# TEXT EXTRACT:

What is there to really say after November? I’ve been working on a longer piece of writing, which has had the effect of stunting my brain away from newsletter-format essay-writing. I’ve been thinking a lot about how kids understand power, social dynamics, hierarchy, control, and influence, all topics that swirl around whose voices are dominant voices in our world. So, in some orbit of relevance, eight scenes from life of late:
Snow pants
It is 37 degrees out and much to everyone’s surprise, it is snowing on Thanksgiving, despite a forecast for rain all day. My kids want to know where their snow pants are.
“I didn’t bring your snow pants. I didn’t know it was going to snow,” I tell Ada, as she lays, prone on the couch, watching Octonauts with her four year old cousin in our Airbnb.
Ada is appalled and incredulous that I could have forgotten her snow pants and audibly scoffs in my direction even though she insisted on packing her own bag for this trip and rejected my attempts to help multiple times.

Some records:
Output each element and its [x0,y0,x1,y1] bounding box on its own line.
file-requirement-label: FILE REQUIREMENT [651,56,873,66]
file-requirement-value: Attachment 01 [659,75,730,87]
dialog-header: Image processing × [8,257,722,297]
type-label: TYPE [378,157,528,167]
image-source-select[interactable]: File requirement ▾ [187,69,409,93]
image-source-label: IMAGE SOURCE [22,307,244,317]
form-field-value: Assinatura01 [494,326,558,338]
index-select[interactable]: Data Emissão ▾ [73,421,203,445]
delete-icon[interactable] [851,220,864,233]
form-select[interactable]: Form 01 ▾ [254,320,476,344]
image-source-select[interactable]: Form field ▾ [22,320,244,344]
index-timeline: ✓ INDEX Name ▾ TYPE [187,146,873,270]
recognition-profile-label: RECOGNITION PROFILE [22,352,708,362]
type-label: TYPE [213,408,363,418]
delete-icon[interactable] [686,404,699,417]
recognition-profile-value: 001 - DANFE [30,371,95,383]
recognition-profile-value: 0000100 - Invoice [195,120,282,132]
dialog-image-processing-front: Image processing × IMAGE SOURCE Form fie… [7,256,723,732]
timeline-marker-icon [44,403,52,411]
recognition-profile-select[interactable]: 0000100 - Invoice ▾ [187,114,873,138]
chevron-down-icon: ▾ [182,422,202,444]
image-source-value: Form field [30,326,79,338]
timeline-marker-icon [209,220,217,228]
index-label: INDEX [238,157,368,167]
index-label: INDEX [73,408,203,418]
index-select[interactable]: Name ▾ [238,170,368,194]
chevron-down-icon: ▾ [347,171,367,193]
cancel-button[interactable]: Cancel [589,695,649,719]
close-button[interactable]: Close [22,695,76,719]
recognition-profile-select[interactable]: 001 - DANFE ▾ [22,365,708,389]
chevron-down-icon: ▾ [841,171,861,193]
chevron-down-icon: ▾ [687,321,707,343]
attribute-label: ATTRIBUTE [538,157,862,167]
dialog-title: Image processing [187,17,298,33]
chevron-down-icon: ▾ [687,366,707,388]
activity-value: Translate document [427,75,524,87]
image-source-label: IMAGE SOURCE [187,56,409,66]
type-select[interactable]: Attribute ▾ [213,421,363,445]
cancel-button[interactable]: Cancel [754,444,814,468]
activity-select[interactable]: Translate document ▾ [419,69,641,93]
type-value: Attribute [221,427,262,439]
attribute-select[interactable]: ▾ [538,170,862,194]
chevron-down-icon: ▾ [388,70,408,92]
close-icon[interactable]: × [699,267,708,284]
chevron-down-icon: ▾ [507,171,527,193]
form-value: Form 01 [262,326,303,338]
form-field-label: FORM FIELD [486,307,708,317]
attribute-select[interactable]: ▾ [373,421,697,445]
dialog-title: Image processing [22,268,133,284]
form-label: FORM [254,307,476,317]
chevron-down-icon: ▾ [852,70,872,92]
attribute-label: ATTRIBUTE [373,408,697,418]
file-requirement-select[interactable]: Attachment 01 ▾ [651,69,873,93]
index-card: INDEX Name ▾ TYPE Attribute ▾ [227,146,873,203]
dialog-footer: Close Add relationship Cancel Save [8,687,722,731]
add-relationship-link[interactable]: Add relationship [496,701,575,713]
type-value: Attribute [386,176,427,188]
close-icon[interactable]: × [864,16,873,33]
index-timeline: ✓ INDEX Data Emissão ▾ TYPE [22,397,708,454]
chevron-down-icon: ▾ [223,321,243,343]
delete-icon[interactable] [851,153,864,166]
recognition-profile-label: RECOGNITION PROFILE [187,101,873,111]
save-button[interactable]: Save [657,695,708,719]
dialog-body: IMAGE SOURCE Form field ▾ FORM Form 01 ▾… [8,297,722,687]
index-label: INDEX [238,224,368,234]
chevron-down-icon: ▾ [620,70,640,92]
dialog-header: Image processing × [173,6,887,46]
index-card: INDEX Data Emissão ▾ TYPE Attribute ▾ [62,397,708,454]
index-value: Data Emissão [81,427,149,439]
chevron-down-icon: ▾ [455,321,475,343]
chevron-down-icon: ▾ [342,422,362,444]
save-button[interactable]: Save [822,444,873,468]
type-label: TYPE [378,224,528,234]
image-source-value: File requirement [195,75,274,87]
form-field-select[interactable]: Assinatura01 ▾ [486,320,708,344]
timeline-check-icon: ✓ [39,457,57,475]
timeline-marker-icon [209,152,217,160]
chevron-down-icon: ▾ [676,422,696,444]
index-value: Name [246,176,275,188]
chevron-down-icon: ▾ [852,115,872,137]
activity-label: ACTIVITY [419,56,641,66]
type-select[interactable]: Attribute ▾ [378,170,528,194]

# TO DO:
1. Reproduce the rows without any change, starting at their first line and ending with the line that contains "image-source-select[interactable]: File requirement".
2. Write the next part of the essay about kids and power, picking up after its final sentence.
The essay and the rows come from separate, unrelated sources.

# TASK-BY-TASK RESULTS:
1.
Output each element and its [x0,y0,x1,y1] bounding box on its own line.
file-requirement-label: FILE REQUIREMENT [651,56,873,66]
file-requirement-value: Attachment 01 [659,75,730,87]
dialog-header: Image processing × [8,257,722,297]
type-label: TYPE [378,157,528,167]
image-source-select[interactable]: File requirement ▾ [187,69,409,93]

2.
“Well, why didn’t you pack your snow pants?,” I ask, provoking unnecessarily.
“I OBVIOUSLY didn’t know it was going to snow,” she says, in a way that makes clear that what was obvious to each of us about it not snowing was not equivalent in any way.
Kombucha incident
At Thanksgiving dinner, my 83 year old dad insists the children need special drinks, despite the broad acceptance of water as the default and favored beverage. First, he offers them what he believes is a non-alcoholic sparkling cider, but it turns out to have alcohol.
“Oh really,” he says.
He insists there is a strawberry kombucha in the fridge, and offers it to the kids before finding it. Then, he cannot find the kombucha, and in the end, the kids drink water, to nobody’s complaint.
The next morning, while we’re cleaning out the fridge before we leave, he finds the kombucha that he’d promised the kids the night before and I can see him, across the kitchen, about to give Ada the bottle—of which there is only one—before we’re about to get in the car. I can see the strife it will cause between the kids, of which there are two. I can see the kombucha all over the car seats.
“NO KOMBUCHA,” I yell. “Nobody needs an entire bottle of kombucha at 9 a.m.”
My dad apologizes to Ada, on my behalf: “Your mama is scolding me. Im sorry she doesn’t like you to enjoy any kombucha.”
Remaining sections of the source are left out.